• Set exercise:
Filter the records below and copy every line containing the word "name".

= = = =

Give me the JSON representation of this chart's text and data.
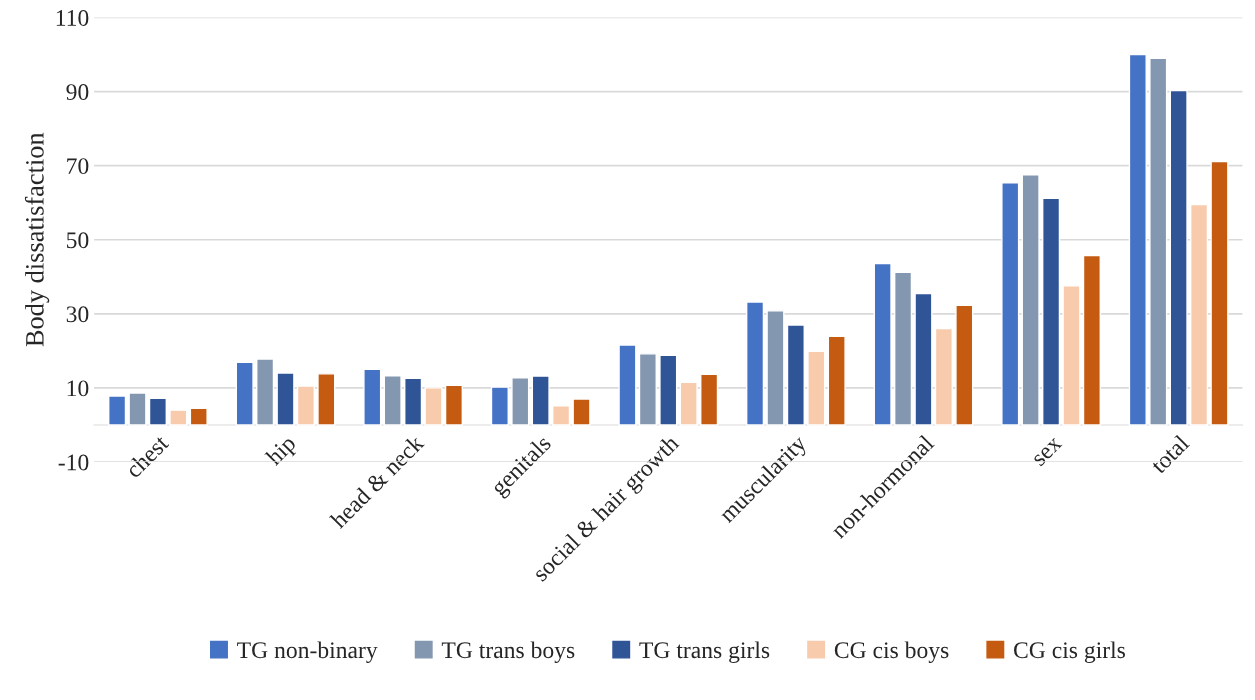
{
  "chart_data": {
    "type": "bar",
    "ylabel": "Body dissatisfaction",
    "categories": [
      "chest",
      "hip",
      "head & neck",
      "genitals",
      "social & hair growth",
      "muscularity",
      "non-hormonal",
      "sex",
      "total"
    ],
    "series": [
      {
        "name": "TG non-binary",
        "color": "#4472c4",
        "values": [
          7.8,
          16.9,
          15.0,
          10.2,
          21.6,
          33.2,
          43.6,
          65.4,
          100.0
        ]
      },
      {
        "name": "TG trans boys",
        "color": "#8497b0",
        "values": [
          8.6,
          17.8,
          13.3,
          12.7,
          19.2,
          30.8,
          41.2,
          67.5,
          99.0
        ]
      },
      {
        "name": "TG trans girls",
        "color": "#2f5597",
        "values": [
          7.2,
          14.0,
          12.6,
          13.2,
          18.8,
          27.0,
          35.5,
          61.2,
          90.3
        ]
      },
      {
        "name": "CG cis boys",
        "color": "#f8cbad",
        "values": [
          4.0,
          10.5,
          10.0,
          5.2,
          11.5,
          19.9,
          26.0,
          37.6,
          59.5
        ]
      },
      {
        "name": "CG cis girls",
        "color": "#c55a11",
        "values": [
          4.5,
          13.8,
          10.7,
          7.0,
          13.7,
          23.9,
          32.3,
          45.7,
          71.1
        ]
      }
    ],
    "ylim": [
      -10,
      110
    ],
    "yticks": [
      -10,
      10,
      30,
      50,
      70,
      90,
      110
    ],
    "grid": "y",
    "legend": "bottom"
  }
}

= = = =

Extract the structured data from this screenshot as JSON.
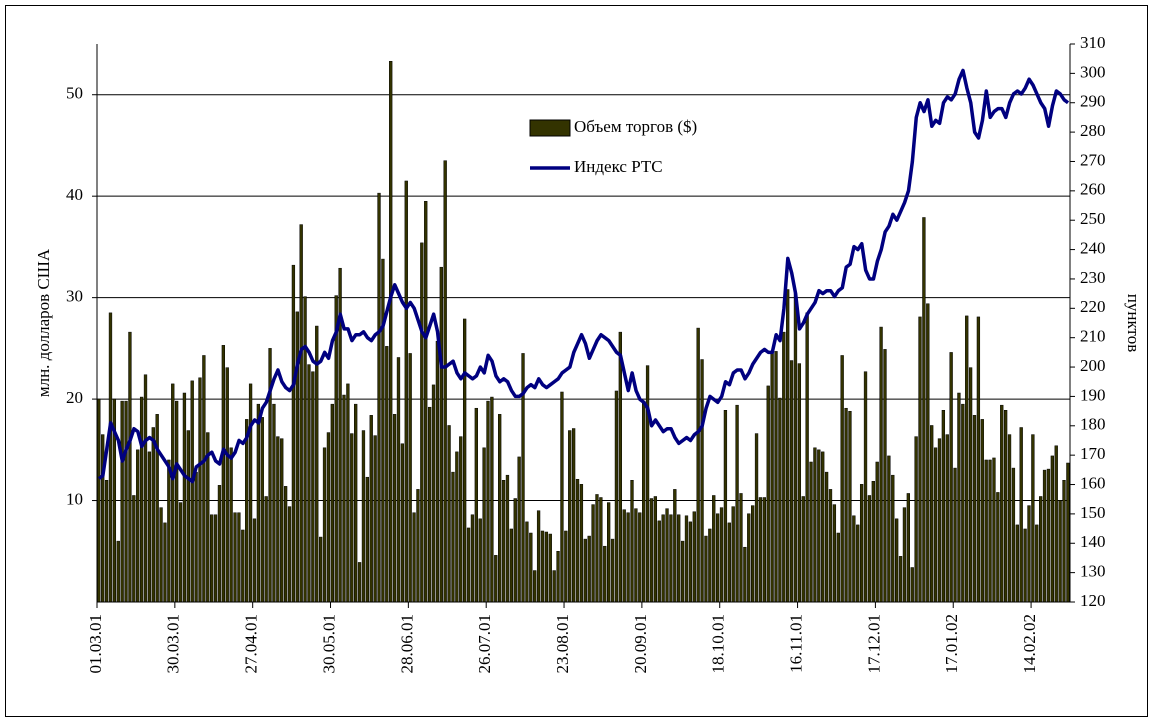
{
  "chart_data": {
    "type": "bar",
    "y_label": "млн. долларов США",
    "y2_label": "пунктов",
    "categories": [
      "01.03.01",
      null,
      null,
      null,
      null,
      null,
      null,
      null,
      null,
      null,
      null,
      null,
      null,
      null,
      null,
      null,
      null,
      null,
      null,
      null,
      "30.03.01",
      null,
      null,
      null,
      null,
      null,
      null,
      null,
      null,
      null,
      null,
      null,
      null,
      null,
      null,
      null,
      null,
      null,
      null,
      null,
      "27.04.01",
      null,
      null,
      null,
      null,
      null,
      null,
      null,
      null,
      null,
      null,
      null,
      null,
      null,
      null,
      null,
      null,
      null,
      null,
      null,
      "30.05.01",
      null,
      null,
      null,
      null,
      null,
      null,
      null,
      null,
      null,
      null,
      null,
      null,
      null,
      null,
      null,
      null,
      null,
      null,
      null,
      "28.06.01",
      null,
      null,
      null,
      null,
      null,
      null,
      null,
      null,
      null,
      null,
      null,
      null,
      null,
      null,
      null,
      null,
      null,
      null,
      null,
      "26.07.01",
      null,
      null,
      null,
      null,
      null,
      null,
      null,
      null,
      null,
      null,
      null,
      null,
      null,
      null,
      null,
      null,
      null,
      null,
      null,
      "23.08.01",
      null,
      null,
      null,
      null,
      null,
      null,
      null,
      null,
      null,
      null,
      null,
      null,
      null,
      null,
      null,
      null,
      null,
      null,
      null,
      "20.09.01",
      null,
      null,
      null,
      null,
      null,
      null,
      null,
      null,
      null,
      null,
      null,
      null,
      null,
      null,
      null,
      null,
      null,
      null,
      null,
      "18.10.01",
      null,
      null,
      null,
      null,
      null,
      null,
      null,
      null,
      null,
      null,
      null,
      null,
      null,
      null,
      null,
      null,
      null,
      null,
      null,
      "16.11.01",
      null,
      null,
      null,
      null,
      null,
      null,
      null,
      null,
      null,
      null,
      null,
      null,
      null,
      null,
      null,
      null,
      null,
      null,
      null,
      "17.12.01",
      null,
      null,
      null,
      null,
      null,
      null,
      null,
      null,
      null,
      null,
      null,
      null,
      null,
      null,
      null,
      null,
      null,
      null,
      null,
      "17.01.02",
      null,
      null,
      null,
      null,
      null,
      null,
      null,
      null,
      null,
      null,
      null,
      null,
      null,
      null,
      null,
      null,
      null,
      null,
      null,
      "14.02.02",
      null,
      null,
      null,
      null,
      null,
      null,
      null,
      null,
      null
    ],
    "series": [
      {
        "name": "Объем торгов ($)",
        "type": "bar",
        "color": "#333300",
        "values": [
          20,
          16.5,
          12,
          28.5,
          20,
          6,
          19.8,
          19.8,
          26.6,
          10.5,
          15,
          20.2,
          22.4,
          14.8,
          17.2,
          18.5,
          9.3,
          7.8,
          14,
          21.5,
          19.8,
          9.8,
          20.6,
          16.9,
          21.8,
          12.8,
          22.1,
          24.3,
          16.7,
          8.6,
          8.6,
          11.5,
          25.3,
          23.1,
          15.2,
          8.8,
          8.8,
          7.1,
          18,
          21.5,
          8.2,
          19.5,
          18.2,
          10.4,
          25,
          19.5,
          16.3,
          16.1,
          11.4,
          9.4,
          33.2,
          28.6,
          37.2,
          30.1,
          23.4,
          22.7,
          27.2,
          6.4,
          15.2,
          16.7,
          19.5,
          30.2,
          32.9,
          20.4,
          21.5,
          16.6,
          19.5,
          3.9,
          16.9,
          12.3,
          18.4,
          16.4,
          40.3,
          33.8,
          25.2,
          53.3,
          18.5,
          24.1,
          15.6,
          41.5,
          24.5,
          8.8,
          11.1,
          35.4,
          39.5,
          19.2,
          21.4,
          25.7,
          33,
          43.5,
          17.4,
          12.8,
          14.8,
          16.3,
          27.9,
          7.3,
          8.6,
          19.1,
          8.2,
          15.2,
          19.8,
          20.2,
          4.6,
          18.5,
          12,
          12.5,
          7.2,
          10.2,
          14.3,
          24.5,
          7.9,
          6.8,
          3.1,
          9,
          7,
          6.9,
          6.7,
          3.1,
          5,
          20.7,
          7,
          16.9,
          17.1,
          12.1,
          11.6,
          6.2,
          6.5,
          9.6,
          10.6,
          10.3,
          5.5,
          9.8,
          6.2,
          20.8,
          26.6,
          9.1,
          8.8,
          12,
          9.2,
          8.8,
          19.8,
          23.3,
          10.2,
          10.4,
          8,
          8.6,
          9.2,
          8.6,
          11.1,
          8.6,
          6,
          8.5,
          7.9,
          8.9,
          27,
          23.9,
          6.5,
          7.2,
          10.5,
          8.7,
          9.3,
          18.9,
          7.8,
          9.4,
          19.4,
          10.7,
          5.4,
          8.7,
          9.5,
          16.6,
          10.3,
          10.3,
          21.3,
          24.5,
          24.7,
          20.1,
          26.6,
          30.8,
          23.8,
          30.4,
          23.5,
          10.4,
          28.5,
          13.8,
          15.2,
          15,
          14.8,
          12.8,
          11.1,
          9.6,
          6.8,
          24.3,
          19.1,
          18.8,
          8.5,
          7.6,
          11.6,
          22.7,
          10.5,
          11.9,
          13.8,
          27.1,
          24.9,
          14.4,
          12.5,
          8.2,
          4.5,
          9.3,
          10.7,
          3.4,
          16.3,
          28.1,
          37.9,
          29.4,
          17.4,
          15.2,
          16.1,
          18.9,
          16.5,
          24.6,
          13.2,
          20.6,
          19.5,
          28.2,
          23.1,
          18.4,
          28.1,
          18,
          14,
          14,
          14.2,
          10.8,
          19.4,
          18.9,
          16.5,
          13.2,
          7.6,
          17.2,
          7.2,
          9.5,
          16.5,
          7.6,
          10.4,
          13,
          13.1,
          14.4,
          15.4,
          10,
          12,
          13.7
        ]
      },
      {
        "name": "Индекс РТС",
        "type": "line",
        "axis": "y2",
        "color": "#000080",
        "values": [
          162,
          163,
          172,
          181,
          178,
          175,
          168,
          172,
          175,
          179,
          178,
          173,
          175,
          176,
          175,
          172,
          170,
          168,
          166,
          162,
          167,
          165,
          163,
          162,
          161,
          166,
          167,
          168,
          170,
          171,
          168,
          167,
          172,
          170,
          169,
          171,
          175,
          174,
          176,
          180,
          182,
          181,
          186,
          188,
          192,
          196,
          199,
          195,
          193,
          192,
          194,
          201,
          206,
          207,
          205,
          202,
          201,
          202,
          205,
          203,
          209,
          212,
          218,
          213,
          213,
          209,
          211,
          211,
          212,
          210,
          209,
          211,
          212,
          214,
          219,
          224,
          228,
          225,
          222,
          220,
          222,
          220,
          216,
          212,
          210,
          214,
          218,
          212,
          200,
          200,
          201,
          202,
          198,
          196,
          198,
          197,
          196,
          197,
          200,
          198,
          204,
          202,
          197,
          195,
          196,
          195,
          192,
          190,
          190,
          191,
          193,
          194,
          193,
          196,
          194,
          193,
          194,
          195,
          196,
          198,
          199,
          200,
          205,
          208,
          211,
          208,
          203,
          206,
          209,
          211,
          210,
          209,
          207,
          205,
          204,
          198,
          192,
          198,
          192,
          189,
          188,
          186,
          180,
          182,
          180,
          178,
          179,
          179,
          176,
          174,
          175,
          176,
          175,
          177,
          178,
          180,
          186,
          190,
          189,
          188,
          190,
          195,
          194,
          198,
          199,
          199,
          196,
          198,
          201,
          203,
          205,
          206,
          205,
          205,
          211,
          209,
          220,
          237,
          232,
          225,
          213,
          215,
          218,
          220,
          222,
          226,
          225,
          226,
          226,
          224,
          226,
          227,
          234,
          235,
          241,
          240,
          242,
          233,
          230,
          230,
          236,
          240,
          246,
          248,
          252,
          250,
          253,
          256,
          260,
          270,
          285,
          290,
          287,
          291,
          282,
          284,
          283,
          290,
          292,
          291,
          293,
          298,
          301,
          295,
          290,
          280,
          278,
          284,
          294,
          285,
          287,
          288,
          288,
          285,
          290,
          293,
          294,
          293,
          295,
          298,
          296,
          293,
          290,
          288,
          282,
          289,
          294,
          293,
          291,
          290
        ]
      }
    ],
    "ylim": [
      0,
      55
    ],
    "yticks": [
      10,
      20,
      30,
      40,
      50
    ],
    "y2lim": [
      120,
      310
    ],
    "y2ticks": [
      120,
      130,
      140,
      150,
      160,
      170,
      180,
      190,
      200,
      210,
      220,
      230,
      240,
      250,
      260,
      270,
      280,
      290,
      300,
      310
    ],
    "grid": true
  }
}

= = = =

• Worked solution:
        "name": "TG non-binary",
        "name": "TG trans boys",
        "name": "TG trans girls",
        "name": "CG cis boys",
        "name": "CG cis girls",
        "name": "Объем торгов ($)",
        "name": "Индекс РТС",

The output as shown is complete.